Figure content listings
#####

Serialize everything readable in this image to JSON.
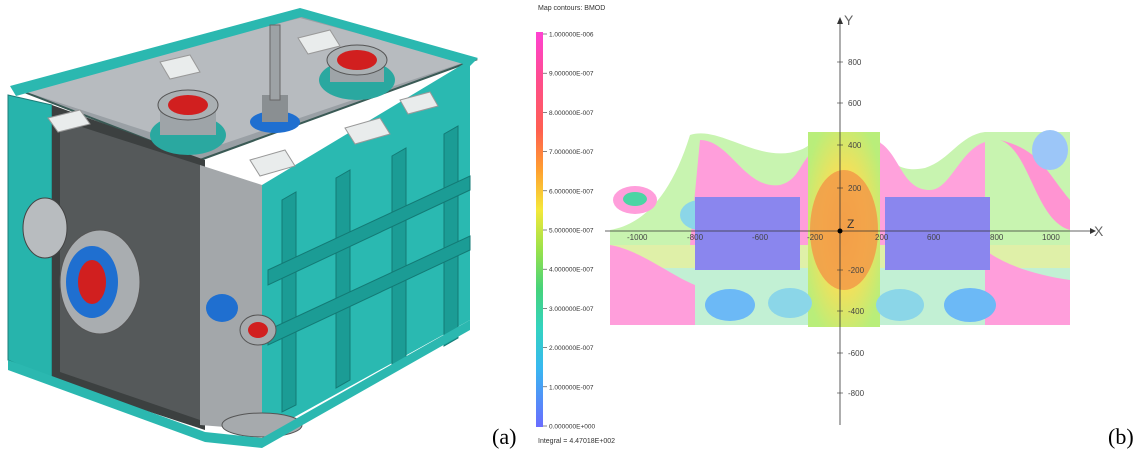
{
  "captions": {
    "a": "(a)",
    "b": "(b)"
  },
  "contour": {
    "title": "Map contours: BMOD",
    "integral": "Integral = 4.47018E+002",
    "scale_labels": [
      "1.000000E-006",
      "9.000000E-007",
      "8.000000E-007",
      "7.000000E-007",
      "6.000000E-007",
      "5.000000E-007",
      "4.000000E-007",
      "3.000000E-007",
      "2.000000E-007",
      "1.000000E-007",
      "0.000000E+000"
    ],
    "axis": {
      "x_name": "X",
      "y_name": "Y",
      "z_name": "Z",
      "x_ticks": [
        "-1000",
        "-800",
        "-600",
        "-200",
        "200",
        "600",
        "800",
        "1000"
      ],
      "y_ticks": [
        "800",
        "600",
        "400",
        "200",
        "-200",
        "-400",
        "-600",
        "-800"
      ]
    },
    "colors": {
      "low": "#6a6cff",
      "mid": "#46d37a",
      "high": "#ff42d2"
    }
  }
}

#####

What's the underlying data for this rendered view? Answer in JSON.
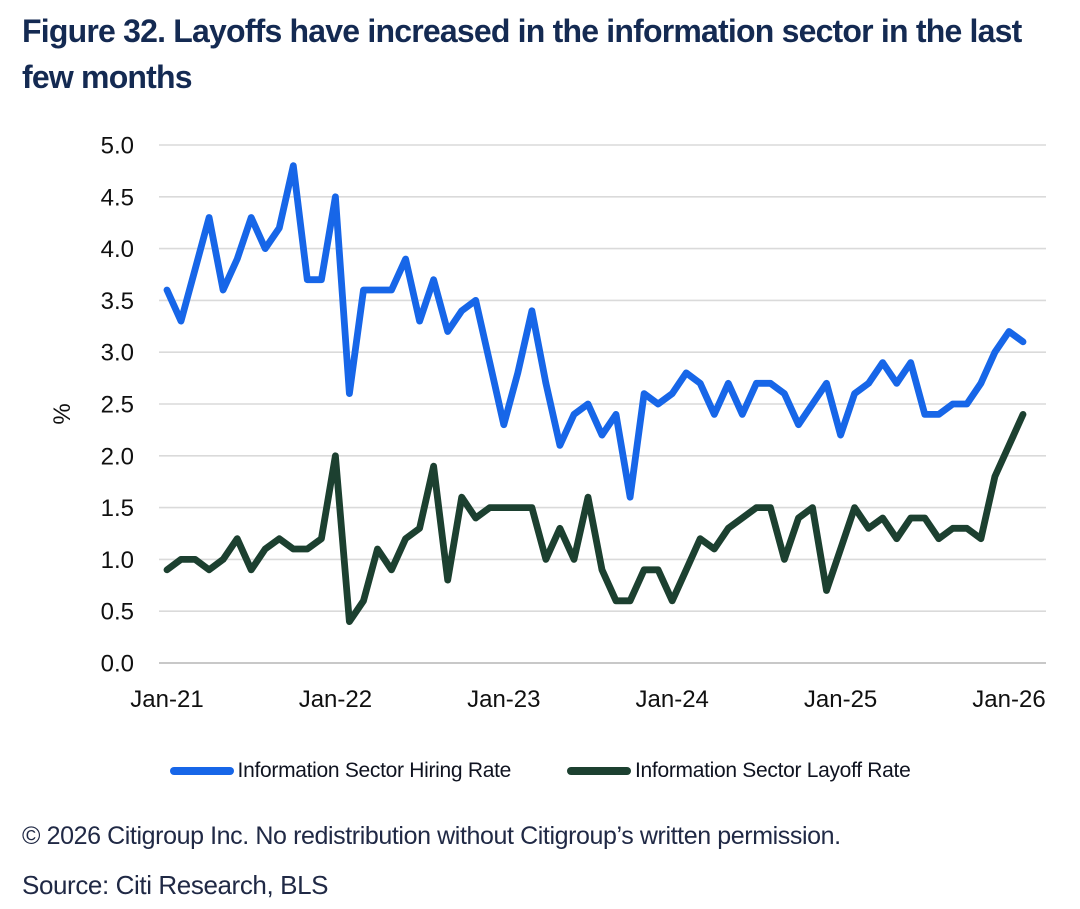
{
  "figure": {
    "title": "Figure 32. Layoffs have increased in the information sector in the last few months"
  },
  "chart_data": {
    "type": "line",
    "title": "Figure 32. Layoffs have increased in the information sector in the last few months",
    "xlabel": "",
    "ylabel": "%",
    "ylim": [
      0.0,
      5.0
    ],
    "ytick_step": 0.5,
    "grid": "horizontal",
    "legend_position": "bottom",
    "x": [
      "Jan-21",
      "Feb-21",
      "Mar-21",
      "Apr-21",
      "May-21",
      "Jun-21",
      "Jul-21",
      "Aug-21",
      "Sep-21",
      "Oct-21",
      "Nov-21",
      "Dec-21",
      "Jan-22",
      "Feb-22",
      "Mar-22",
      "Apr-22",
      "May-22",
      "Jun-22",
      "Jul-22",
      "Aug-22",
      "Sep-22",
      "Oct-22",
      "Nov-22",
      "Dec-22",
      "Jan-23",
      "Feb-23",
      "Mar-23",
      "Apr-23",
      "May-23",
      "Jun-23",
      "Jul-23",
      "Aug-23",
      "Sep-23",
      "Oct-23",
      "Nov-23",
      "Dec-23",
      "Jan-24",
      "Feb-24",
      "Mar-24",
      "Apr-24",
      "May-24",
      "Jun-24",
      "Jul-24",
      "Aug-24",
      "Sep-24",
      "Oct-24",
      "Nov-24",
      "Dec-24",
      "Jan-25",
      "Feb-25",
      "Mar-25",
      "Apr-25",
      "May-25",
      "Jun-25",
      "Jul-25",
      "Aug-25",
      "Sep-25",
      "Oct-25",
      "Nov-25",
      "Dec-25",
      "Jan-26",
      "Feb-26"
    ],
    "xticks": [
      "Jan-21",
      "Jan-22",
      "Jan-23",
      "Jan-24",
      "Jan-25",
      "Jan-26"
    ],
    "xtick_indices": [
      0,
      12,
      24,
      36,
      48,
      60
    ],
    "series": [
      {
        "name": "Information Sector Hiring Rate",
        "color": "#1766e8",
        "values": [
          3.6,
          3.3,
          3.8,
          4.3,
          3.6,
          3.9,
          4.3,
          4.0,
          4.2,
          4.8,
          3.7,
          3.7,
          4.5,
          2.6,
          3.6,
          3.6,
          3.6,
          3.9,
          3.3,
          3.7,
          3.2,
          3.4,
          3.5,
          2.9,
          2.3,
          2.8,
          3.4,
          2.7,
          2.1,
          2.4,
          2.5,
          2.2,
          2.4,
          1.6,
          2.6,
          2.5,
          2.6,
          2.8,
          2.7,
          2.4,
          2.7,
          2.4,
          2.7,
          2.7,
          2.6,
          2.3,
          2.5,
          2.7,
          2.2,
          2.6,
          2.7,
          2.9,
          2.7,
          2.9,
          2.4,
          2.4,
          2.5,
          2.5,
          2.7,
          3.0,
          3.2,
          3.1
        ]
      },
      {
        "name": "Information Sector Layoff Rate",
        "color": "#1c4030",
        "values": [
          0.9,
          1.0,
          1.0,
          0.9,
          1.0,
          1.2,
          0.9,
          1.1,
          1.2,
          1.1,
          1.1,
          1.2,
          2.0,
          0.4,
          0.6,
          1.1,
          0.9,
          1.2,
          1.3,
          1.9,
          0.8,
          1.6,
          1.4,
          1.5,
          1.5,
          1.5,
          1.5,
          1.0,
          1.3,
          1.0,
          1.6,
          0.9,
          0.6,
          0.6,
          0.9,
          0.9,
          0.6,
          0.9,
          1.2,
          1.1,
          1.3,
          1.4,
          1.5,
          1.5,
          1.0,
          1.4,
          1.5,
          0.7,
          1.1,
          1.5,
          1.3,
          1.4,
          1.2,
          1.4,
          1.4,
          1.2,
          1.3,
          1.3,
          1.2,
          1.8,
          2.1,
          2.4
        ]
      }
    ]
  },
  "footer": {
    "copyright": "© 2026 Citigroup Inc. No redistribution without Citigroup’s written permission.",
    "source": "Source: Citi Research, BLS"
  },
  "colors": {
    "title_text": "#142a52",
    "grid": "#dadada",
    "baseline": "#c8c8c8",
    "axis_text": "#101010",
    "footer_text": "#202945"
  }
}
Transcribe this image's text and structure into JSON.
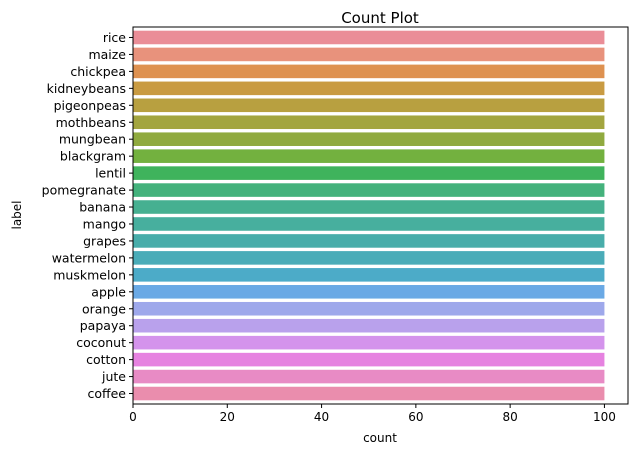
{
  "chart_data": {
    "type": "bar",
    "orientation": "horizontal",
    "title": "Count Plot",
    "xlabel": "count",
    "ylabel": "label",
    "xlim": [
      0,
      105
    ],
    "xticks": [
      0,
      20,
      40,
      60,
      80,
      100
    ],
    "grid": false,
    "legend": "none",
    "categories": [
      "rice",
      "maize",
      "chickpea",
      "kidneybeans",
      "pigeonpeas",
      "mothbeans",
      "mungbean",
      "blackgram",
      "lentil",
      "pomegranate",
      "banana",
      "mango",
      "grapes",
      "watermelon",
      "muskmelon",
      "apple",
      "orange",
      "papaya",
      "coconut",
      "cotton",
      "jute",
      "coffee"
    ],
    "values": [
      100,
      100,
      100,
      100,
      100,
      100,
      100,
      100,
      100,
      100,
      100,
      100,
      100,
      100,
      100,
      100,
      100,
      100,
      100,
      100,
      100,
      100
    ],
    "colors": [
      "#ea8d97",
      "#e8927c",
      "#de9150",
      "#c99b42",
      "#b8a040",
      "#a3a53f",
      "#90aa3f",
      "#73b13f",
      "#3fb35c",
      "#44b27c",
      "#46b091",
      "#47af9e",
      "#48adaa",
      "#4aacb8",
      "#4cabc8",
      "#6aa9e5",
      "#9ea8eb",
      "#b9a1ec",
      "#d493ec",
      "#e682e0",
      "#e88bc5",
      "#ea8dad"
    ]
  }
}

#####

## EXERCISE DIRECTIONS
Give only the count of lines in which the string "have" appears.

## WORKED SOLUTION
2